• [TASK DIRECTIONS] Make an exact copy of the records, with the pictures left out.

• [RECORDS TO USE]
________________________

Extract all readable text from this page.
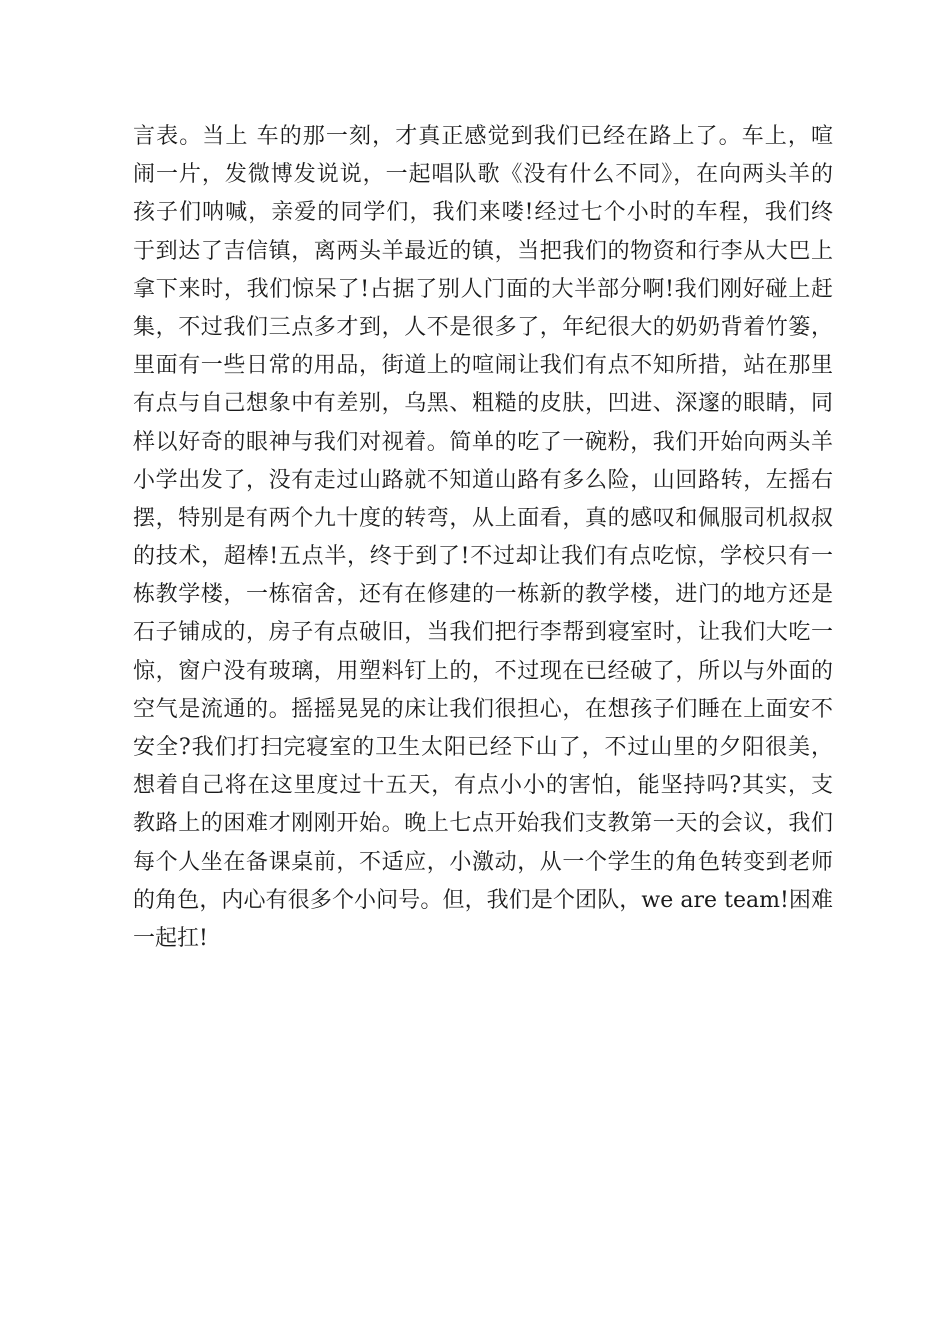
言表。当上 车的那一刻，才真正感觉到我们已经在路上了。车上，喧
闹一片，发微博发说说，一起唱队歌《没有什么不同》，在向两头羊的
孩子们呐喊，亲爱的同学们，我们来喽!经过七个小时的车程，我们终
于到达了吉信镇，离两头羊最近的镇，当把我们的物资和行李从大巴上
拿下来时，我们惊呆了!占据了别人门面的大半部分啊!我们刚好碰上赶
集，不过我们三点多才到，人不是很多了，年纪很大的奶奶背着竹篓，
里面有一些日常的用品，街道上的喧闹让我们有点不知所措，站在那里
有点与自己想象中有差别，乌黑、粗糙的皮肤，凹进、深邃的眼睛，同
样以好奇的眼神与我们对视着。简单的吃了一碗粉，我们开始向两头羊
小学出发了，没有走过山路就不知道山路有多么险，山回路转，左摇右
摆，特别是有两个九十度的转弯，从上面看，真的感叹和佩服司机叔叔
的技术，超棒!五点半，终于到了!不过却让我们有点吃惊，学校只有一
栋教学楼，一栋宿舍，还有在修建的一栋新的教学楼，进门的地方还是
石子铺成的，房子有点破旧，当我们把行李帮到寝室时，让我们大吃一
惊，窗户没有玻璃，用塑料钉上的，不过现在已经破了，所以与外面的
空气是流通的。摇摇晃晃的床让我们很担心，在想孩子们睡在上面安不
安全?我们打扫完寝室的卫生太阳已经下山了，不过山里的夕阳很美，
想着自己将在这里度过十五天，有点小小的害怕，能坚持吗?其实，支
教路上的困难才刚刚开始。晚上七点开始我们支教第一天的会议，我们
每个人坐在备课桌前，不适应，小激动，从一个学生的角色转变到老师
的角色，内心有很多个小问号。但，我们是个团队，we are team!困难
一起扛!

________________________

• [TASK RESULT]
Extract all readable text from this page.
言表。当上 车的那一刻，才真正感觉到我们已经在路上了。车上，喧
闹一片，发微博发说说，一起唱队歌《没有什么不同》，在向两头羊的
孩子们呐喊，亲爱的同学们，我们来喽!经过七个小时的车程，我们终
于到达了吉信镇，离两头羊最近的镇，当把我们的物资和行李从大巴上
拿下来时，我们惊呆了!占据了别人门面的大半部分啊!我们刚好碰上赶
集，不过我们三点多才到，人不是很多了，年纪很大的奶奶背着竹篓，
里面有一些日常的用品，街道上的喧闹让我们有点不知所措，站在那里
有点与自己想象中有差别，乌黑、粗糙的皮肤，凹进、深邃的眼睛，同
样以好奇的眼神与我们对视着。简单的吃了一碗粉，我们开始向两头羊
小学出发了，没有走过山路就不知道山路有多么险，山回路转，左摇右
摆，特别是有两个九十度的转弯，从上面看，真的感叹和佩服司机叔叔
的技术，超棒!五点半，终于到了!不过却让我们有点吃惊，学校只有一
栋教学楼，一栋宿舍，还有在修建的一栋新的教学楼，进门的地方还是
石子铺成的，房子有点破旧，当我们把行李帮到寝室时，让我们大吃一
惊，窗户没有玻璃，用塑料钉上的，不过现在已经破了，所以与外面的
空气是流通的。摇摇晃晃的床让我们很担心，在想孩子们睡在上面安不
安全?我们打扫完寝室的卫生太阳已经下山了，不过山里的夕阳很美，
想着自己将在这里度过十五天，有点小小的害怕，能坚持吗?其实，支
教路上的困难才刚刚开始。晚上七点开始我们支教第一天的会议，我们
每个人坐在备课桌前，不适应，小激动，从一个学生的角色转变到老师
的角色，内心有很多个小问号。但，我们是个团队，we are team!困难
一起扛!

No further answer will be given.